## DATA PROVIDED
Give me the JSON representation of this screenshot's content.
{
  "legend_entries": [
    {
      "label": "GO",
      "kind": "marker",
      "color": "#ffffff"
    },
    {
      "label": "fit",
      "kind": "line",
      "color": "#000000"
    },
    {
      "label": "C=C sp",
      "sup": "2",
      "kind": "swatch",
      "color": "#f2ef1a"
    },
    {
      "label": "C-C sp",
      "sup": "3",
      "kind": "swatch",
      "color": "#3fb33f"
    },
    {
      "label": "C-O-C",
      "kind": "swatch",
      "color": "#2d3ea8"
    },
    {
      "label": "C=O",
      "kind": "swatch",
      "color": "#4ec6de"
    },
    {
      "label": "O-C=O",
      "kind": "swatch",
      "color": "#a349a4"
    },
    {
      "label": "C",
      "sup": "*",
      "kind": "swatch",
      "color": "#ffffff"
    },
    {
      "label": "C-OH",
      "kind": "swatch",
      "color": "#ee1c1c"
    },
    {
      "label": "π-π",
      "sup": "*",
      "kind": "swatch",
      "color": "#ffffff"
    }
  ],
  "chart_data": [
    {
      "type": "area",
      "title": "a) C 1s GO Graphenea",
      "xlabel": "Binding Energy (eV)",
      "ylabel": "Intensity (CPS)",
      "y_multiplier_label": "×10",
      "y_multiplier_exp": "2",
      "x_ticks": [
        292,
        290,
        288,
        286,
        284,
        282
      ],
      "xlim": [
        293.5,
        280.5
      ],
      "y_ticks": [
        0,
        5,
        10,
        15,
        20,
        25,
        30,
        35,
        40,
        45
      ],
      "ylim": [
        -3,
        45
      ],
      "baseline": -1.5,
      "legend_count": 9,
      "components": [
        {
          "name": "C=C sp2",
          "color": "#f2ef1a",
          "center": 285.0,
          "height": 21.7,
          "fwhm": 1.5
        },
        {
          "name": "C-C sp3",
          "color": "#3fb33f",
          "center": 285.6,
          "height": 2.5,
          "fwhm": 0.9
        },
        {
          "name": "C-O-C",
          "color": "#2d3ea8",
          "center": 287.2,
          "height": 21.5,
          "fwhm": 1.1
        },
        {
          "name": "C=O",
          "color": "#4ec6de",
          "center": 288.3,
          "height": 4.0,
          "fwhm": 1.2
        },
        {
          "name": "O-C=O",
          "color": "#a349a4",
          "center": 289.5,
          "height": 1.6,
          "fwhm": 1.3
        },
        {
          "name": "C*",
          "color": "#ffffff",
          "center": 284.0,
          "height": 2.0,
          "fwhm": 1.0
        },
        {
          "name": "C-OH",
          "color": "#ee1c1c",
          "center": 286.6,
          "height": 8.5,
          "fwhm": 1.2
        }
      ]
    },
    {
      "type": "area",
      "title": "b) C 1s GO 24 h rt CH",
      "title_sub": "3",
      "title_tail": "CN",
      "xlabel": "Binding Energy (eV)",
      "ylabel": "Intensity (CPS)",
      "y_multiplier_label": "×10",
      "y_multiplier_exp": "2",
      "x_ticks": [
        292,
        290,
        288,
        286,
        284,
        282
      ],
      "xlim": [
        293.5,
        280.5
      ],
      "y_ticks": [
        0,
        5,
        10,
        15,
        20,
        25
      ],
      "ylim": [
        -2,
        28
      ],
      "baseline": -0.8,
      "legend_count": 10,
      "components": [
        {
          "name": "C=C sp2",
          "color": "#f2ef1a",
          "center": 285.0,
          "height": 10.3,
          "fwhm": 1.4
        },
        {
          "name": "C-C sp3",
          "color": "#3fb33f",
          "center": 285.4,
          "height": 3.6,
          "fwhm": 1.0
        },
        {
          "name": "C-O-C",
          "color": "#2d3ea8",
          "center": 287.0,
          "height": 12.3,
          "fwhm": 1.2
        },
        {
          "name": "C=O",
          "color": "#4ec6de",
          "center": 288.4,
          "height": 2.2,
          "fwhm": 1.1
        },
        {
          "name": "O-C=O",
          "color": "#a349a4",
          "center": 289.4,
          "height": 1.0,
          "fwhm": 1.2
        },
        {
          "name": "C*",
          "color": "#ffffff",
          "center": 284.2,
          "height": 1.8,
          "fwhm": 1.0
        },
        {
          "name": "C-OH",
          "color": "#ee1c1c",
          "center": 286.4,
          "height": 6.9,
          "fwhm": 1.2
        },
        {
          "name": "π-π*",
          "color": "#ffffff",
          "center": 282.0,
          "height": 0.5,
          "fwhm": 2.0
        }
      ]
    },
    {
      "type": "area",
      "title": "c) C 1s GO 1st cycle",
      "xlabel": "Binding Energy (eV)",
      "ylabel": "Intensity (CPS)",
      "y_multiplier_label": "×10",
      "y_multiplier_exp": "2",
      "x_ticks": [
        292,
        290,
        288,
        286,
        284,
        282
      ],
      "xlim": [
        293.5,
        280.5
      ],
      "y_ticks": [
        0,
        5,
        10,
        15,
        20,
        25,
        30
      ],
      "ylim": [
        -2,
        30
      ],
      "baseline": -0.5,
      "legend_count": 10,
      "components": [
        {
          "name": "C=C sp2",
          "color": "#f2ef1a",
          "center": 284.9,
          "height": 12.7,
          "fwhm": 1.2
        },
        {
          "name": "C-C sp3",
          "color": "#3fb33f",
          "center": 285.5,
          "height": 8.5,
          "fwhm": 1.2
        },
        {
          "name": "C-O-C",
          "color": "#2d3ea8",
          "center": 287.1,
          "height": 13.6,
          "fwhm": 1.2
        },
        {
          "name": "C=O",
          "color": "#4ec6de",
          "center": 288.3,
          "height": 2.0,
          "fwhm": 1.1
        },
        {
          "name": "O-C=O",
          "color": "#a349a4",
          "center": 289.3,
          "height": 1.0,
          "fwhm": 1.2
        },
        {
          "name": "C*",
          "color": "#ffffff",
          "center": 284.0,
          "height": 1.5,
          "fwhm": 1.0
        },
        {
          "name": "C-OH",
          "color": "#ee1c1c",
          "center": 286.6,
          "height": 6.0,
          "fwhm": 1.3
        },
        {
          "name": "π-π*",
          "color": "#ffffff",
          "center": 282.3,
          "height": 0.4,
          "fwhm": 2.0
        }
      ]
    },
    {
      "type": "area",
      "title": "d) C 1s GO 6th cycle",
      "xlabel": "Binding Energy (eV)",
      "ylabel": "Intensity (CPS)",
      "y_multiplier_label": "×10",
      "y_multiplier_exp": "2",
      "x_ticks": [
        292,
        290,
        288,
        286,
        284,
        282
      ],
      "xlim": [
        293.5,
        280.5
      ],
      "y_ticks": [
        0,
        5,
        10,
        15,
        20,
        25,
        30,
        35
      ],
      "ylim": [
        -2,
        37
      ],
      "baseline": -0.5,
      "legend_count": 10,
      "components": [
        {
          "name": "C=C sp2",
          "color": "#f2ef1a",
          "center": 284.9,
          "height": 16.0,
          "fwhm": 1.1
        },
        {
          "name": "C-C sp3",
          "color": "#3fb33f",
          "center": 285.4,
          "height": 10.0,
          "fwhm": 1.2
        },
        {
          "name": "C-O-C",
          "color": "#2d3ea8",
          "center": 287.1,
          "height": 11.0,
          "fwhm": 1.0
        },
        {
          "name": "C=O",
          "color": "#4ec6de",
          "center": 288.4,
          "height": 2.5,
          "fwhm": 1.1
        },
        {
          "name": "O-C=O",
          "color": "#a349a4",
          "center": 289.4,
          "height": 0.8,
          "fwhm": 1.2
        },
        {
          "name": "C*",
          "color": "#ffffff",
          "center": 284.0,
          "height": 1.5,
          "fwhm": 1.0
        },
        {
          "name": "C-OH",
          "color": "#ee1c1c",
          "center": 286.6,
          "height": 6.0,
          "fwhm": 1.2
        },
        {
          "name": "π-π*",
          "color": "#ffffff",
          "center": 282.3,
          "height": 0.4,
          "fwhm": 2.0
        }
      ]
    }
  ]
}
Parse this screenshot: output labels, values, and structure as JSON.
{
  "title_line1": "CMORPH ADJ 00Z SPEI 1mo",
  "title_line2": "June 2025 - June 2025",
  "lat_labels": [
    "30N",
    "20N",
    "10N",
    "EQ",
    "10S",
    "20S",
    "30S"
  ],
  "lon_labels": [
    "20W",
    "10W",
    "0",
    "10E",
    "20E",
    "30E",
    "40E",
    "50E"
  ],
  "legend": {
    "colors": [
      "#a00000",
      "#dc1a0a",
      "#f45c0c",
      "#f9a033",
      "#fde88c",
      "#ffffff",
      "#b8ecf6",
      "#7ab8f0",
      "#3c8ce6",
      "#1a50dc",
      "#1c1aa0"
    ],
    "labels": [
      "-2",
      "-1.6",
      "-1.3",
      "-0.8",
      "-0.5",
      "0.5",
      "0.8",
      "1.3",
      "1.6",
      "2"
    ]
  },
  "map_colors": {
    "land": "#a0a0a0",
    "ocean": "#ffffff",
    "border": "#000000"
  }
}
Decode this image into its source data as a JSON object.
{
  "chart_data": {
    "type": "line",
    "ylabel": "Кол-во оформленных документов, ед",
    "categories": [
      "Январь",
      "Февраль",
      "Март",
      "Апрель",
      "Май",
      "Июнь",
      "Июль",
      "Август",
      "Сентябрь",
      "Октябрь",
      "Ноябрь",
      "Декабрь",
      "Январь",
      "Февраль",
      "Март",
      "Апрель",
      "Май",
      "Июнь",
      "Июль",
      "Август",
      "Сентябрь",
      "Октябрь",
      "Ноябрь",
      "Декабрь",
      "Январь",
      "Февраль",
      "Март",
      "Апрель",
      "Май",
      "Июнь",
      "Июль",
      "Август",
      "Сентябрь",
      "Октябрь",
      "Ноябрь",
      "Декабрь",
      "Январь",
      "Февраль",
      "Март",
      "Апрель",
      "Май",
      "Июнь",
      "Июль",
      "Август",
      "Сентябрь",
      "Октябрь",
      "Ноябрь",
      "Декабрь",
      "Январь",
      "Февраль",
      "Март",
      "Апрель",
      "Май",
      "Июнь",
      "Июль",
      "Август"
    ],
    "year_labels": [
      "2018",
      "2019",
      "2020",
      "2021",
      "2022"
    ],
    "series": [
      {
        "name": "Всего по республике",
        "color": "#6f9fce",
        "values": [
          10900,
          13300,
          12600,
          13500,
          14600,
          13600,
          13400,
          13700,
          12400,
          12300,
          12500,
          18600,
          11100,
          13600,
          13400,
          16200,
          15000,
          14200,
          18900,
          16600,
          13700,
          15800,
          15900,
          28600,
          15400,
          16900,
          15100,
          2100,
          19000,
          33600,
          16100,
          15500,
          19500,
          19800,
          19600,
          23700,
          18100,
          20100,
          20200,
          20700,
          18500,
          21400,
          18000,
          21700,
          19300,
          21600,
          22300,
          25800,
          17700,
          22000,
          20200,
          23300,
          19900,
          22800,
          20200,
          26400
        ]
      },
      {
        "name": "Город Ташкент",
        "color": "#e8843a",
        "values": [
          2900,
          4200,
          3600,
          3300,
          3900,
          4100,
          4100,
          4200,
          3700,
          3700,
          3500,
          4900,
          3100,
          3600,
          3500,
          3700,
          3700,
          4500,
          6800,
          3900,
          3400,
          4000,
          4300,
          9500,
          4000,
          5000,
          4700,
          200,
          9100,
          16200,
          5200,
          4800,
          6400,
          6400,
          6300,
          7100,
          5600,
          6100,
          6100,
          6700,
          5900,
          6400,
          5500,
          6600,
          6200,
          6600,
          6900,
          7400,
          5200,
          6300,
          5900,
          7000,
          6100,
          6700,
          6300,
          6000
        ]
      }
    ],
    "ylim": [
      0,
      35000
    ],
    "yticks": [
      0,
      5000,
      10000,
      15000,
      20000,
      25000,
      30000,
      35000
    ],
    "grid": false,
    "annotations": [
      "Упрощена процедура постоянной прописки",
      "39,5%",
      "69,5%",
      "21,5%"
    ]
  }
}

## EXERCISE REQUIREMENTS
In the lines above, find each one with "screenshot" and list it.

## ANSWER
Give me the JSON representation of this screenshot's content.
Parse this screenshot: output labels, values, and structure as JSON.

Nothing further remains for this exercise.